** MATERIALS PROVIDED **

>>

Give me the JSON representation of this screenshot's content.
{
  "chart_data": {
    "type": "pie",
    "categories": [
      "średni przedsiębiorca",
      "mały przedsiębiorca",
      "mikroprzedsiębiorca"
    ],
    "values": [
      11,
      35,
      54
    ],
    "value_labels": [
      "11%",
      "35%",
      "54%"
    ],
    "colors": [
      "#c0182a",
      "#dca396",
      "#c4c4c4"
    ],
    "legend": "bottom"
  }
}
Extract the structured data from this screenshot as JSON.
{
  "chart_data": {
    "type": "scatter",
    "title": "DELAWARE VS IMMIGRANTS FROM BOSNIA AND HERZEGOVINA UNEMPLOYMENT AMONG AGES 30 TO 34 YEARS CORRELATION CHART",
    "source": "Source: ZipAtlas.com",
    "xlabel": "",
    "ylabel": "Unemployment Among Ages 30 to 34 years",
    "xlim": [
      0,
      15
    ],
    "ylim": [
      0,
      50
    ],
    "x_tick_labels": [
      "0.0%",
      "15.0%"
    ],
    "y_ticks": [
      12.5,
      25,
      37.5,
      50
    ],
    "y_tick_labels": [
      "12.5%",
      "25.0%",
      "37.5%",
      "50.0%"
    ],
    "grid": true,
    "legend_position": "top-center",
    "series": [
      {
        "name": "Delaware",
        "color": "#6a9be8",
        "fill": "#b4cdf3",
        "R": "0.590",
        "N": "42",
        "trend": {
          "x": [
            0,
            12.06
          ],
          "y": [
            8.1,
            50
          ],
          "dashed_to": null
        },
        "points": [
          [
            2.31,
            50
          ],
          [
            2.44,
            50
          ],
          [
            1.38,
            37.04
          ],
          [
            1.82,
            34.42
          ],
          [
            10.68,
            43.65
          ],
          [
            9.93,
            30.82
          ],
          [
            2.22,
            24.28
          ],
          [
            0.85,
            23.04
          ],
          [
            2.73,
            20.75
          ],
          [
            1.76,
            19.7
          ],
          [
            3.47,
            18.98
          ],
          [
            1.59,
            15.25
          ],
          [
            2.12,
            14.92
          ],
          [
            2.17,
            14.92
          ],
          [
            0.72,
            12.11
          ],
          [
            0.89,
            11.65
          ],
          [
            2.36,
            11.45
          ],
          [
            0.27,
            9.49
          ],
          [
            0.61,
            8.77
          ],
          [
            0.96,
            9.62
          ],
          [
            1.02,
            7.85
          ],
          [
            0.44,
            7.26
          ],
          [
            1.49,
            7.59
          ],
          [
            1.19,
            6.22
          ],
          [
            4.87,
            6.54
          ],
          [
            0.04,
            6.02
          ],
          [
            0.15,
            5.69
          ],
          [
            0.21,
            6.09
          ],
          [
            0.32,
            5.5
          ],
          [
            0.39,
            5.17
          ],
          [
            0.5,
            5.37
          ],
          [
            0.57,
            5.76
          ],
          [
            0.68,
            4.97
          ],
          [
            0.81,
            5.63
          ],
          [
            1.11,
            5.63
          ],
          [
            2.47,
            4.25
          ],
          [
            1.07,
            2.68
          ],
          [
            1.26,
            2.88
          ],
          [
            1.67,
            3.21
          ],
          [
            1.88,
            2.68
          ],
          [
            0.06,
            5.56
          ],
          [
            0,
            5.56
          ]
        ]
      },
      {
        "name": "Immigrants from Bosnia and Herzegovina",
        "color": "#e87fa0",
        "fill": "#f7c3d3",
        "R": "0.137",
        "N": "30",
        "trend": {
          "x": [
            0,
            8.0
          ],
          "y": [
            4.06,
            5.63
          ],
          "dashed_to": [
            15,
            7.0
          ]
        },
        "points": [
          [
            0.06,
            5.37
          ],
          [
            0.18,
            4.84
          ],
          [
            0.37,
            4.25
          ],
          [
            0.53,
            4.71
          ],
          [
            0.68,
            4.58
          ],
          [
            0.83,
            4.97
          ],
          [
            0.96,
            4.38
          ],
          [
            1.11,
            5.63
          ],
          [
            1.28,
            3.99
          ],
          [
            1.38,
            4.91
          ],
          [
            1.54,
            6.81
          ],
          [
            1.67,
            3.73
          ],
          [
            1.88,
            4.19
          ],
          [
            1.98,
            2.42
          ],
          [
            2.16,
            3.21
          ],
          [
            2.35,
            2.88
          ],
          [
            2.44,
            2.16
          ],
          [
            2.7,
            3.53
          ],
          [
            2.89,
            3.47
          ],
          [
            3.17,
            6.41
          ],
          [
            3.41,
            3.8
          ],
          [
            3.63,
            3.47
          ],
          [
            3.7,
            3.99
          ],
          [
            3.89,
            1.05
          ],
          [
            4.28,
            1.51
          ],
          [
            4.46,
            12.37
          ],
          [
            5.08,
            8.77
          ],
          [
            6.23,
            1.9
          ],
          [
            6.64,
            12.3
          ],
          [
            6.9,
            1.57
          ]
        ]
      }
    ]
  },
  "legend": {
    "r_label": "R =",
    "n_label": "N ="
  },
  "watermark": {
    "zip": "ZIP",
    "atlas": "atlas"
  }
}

<<

** TASK TO CARRY OUT **
The records are above. How many lines in them contain the word "screenshot"? Give the number alone.

** REPLY TO THE EXERCISE **
2